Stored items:
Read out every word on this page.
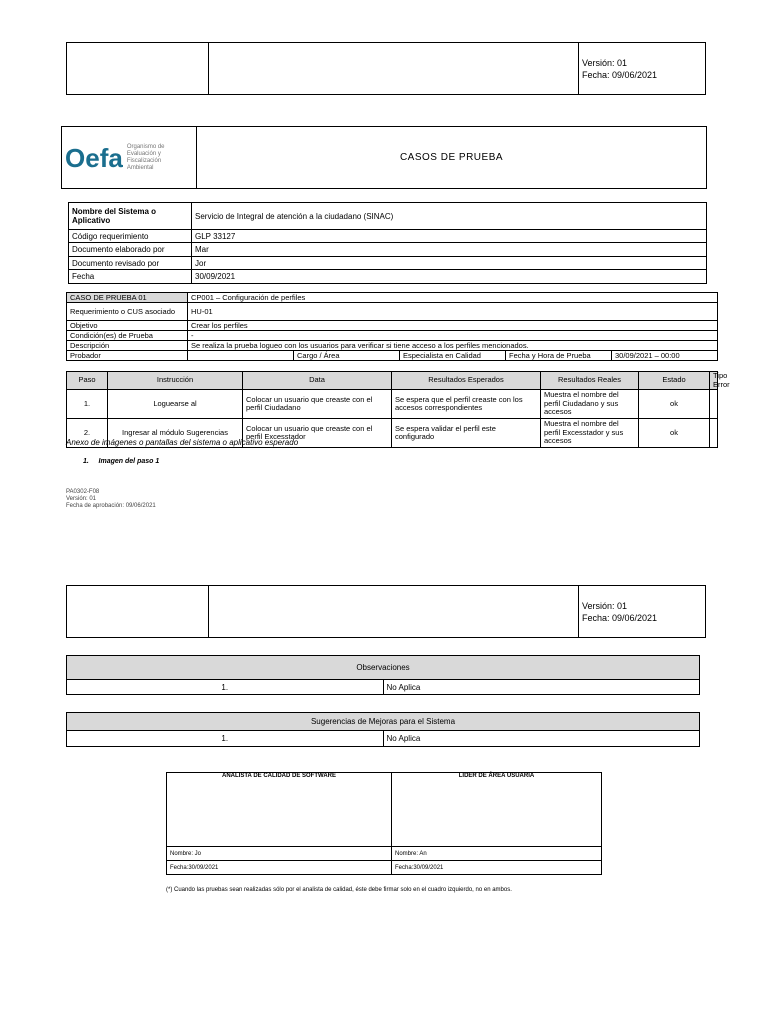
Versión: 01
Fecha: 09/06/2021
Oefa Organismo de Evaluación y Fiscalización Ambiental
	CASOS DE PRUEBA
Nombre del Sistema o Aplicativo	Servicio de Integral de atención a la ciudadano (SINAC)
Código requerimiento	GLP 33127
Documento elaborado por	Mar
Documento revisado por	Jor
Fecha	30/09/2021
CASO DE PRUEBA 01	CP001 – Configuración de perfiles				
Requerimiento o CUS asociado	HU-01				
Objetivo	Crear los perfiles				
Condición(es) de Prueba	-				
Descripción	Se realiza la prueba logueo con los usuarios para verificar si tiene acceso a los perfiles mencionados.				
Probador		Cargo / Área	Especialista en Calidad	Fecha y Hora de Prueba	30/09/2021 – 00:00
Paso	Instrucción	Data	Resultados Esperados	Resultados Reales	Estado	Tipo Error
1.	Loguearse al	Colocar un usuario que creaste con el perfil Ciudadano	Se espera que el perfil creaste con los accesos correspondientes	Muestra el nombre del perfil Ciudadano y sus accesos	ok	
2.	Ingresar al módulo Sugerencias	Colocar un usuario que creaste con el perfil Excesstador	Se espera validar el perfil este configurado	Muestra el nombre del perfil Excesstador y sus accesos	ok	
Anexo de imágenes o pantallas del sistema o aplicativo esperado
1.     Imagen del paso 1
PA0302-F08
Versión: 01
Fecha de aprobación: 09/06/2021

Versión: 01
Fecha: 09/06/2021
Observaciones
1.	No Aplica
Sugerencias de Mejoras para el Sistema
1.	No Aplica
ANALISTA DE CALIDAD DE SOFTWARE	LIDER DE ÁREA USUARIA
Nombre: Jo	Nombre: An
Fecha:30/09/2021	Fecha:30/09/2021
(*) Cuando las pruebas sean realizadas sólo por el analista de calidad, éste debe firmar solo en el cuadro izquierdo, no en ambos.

### Directions
A word-for-word copy of the data above is needed, one that omits the pictures.

### Exercise solution
Read out every word on this page.
Versión: 01
Fecha: 09/06/2021
Oefa Organismo de Evaluación y Fiscalización Ambiental
	CASOS DE PRUEBA
Nombre del Sistema o Aplicativo	Servicio de Integral de atención a la ciudadano (SINAC)
Código requerimiento	GLP 33127
Documento elaborado por	Mar
Documento revisado por	Jor
Fecha	30/09/2021
CASO DE PRUEBA 01	CP001 – Configuración de perfiles				
Requerimiento o CUS asociado	HU-01				
Objetivo	Crear los perfiles				
Condición(es) de Prueba	-				
Descripción	Se realiza la prueba logueo con los usuarios para verificar si tiene acceso a los perfiles mencionados.				
Probador		Cargo / Área	Especialista en Calidad	Fecha y Hora de Prueba	30/09/2021 – 00:00
Paso	Instrucción	Data	Resultados Esperados	Resultados Reales	Estado	Tipo Error
1.	Loguearse al	Colocar un usuario que creaste con el perfil Ciudadano	Se espera que el perfil creaste con los accesos correspondientes	Muestra el nombre del perfil Ciudadano y sus accesos	ok	
2.	Ingresar al módulo Sugerencias	Colocar un usuario que creaste con el perfil Excesstador	Se espera validar el perfil este configurado	Muestra el nombre del perfil Excesstador y sus accesos	ok	
Anexo de imágenes o pantallas del sistema o aplicativo esperado
1.     Imagen del paso 1
PA0302-F08
Versión: 01
Fecha de aprobación: 09/06/2021

Versión: 01
Fecha: 09/06/2021
Observaciones
1.	No Aplica
Sugerencias de Mejoras para el Sistema
1.	No Aplica
ANALISTA DE CALIDAD DE SOFTWARE	LIDER DE ÁREA USUARIA
Nombre: Jo	Nombre: An
Fecha:30/09/2021	Fecha:30/09/2021
(*) Cuando las pruebas sean realizadas sólo por el analista de calidad, éste debe firmar solo en el cuadro izquierdo, no en ambos.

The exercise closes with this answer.